(Stored data entries)
• • • • •

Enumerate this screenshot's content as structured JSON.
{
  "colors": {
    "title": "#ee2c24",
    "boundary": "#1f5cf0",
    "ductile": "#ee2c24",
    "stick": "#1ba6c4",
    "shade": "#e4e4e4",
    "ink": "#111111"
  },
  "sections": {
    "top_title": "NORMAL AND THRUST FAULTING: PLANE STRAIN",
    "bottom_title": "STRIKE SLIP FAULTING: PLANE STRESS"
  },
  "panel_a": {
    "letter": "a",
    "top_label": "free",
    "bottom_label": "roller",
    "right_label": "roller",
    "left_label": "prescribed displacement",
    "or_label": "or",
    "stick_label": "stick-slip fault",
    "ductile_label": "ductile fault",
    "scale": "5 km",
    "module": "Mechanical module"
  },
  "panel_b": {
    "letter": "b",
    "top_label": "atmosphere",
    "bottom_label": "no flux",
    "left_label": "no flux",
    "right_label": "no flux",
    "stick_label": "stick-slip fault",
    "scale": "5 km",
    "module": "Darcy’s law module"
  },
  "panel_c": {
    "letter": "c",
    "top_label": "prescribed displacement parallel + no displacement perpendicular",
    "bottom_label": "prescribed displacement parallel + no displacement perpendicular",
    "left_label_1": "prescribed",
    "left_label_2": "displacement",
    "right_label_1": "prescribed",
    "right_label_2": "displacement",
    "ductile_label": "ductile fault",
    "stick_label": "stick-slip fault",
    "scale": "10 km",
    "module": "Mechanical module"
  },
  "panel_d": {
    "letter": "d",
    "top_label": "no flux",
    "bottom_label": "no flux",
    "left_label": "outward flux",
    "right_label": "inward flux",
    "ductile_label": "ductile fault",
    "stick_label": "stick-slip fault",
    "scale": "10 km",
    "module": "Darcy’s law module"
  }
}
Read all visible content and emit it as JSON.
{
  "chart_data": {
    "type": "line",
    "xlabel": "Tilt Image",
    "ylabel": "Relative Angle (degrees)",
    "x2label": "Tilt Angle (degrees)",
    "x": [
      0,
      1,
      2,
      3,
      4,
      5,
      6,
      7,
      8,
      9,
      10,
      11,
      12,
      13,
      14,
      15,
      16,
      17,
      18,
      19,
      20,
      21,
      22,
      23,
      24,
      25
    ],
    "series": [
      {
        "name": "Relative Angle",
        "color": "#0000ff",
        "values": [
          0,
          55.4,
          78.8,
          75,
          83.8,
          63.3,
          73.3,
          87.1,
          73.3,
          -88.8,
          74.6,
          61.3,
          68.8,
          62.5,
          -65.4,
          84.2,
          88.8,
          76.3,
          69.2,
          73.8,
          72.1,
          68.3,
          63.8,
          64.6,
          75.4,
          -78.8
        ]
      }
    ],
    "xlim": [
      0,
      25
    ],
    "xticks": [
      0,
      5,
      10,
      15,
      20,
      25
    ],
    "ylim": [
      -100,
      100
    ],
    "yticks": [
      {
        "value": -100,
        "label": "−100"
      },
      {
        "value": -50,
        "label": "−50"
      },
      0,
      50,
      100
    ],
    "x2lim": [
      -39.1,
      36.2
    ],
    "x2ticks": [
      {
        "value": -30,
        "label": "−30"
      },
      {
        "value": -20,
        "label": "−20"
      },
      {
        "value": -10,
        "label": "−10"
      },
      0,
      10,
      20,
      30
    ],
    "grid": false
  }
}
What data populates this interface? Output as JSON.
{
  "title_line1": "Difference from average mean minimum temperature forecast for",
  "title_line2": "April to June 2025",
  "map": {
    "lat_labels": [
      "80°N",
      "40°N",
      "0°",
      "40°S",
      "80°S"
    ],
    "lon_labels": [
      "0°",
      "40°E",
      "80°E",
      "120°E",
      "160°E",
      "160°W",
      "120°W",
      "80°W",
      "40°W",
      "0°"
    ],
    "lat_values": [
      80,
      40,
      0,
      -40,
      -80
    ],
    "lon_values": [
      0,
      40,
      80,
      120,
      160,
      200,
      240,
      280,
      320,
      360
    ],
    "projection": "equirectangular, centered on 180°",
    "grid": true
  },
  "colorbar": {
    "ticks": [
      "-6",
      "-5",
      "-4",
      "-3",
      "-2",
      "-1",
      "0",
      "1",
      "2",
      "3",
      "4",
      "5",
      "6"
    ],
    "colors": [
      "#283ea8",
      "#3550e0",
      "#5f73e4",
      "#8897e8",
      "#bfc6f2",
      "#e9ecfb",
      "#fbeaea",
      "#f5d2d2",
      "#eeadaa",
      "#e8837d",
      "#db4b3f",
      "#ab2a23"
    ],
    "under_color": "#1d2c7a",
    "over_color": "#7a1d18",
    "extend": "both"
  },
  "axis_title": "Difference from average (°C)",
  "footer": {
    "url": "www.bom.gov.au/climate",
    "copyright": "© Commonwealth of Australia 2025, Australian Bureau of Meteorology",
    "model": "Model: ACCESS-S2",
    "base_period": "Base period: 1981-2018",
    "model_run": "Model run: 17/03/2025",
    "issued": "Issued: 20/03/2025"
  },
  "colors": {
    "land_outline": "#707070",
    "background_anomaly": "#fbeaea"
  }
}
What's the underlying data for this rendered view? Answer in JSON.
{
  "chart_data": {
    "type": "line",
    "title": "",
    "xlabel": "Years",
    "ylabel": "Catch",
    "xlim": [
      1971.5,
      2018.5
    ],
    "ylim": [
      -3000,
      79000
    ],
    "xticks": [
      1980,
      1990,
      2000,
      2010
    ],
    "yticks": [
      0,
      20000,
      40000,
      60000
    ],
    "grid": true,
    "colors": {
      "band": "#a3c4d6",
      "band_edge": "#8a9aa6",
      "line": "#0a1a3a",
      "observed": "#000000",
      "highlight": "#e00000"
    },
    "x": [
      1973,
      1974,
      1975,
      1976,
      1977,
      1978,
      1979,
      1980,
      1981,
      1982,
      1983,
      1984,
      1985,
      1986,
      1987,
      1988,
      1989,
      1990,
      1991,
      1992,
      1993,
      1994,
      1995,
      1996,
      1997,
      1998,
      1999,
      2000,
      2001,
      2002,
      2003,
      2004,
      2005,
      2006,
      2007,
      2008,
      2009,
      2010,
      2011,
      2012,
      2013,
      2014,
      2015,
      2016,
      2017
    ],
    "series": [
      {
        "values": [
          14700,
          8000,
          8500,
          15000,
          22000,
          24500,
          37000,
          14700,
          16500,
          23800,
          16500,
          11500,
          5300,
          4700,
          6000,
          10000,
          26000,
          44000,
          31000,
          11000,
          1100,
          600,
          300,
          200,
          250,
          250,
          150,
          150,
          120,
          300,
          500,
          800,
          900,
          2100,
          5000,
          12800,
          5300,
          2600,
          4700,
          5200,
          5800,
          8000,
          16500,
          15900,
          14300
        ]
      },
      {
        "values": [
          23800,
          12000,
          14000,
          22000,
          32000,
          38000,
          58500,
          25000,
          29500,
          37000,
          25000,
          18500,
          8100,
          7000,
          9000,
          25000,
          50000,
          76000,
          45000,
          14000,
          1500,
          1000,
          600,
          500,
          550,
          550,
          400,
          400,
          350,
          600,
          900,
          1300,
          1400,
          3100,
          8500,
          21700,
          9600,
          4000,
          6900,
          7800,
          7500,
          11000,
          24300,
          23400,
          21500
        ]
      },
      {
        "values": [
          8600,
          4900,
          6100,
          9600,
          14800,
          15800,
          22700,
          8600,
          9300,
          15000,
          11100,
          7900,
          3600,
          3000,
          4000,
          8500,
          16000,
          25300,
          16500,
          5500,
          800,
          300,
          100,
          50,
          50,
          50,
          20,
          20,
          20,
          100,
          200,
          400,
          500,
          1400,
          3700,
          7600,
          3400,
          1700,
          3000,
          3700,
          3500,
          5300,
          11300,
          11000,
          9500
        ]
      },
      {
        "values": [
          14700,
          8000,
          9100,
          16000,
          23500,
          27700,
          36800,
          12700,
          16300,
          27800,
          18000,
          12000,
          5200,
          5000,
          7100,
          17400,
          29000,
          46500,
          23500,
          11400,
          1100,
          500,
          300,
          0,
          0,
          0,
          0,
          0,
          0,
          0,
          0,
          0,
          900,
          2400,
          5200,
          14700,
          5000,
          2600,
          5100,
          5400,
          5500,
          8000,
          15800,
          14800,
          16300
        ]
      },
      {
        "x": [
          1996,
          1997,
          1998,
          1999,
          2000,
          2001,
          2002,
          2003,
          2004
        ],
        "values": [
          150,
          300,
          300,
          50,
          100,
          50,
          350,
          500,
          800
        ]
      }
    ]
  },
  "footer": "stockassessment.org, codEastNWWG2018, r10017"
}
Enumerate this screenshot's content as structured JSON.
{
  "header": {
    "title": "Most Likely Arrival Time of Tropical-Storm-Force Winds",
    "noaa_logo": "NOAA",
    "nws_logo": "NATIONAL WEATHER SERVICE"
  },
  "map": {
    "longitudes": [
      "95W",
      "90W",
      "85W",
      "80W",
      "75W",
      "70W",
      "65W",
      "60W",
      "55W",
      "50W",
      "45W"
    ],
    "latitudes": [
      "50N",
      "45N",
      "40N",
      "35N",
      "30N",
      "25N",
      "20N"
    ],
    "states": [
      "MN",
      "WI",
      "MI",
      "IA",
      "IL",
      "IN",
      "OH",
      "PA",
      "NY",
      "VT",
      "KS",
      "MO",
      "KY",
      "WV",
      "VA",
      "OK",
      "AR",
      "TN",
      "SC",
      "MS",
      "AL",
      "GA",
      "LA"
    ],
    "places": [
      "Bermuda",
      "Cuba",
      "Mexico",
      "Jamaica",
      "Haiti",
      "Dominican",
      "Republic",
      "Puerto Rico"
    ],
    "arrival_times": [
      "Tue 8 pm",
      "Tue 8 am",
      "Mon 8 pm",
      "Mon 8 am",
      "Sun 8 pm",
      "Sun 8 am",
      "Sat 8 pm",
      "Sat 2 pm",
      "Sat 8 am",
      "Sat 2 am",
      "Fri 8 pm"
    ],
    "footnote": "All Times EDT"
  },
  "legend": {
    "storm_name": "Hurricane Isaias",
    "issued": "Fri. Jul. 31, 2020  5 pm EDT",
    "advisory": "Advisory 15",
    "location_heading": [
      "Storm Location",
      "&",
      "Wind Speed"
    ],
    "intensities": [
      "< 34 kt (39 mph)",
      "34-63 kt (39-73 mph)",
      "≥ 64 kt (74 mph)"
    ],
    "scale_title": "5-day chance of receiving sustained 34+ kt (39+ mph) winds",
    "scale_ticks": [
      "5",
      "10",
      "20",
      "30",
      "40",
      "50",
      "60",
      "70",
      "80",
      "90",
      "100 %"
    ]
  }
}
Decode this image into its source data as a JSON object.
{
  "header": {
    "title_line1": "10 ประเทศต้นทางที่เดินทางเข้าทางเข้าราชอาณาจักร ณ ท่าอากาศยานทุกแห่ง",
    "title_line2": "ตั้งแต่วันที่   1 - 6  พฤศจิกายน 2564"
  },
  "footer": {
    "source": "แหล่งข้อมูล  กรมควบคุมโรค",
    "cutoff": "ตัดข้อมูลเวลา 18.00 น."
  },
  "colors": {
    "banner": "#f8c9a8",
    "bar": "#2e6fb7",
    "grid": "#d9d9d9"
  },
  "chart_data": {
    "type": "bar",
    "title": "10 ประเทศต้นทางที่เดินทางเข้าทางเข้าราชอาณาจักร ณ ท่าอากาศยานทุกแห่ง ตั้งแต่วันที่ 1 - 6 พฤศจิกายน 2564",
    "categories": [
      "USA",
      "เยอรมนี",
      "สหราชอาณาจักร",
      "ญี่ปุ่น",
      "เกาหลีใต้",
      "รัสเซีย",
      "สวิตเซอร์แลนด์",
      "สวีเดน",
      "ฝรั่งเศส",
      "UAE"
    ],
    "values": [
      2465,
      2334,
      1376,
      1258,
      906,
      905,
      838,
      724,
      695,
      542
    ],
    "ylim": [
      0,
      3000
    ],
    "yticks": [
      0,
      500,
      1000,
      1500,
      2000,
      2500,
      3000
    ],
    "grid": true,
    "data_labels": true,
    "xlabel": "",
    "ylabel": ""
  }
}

• • • • •

- **Given problem**
Quote exactly and only the lines from the one holding "Decode this image" through the end of the data.

- **In response**
Decode this image into its source data as a JSON object.
{
  "header": {
    "title_line1": "10 ประเทศต้นทางที่เดินทางเข้าทางเข้าราชอาณาจักร ณ ท่าอากาศยานทุกแห่ง",
    "title_line2": "ตั้งแต่วันที่   1 - 6  พฤศจิกายน 2564"
  },
  "footer": {
    "source": "แหล่งข้อมูล  กรมควบคุมโรค",
    "cutoff": "ตัดข้อมูลเวลา 18.00 น."
  },
  "colors": {
    "banner": "#f8c9a8",
    "bar": "#2e6fb7",
    "grid": "#d9d9d9"
  },
  "chart_data": {
    "type": "bar",
    "title": "10 ประเทศต้นทางที่เดินทางเข้าทางเข้าราชอาณาจักร ณ ท่าอากาศยานทุกแห่ง ตั้งแต่วันที่ 1 - 6 พฤศจิกายน 2564",
    "categories": [
      "USA",
      "เยอรมนี",
      "สหราชอาณาจักร",
      "ญี่ปุ่น",
      "เกาหลีใต้",
      "รัสเซีย",
      "สวิตเซอร์แลนด์",
      "สวีเดน",
      "ฝรั่งเศส",
      "UAE"
    ],
    "values": [
      2465,
      2334,
      1376,
      1258,
      906,
      905,
      838,
      724,
      695,
      542
    ],
    "ylim": [
      0,
      3000
    ],
    "yticks": [
      0,
      500,
      1000,
      1500,
      2000,
      2500,
      3000
    ],
    "grid": true,
    "data_labels": true,
    "xlabel": "",
    "ylabel": ""
  }
}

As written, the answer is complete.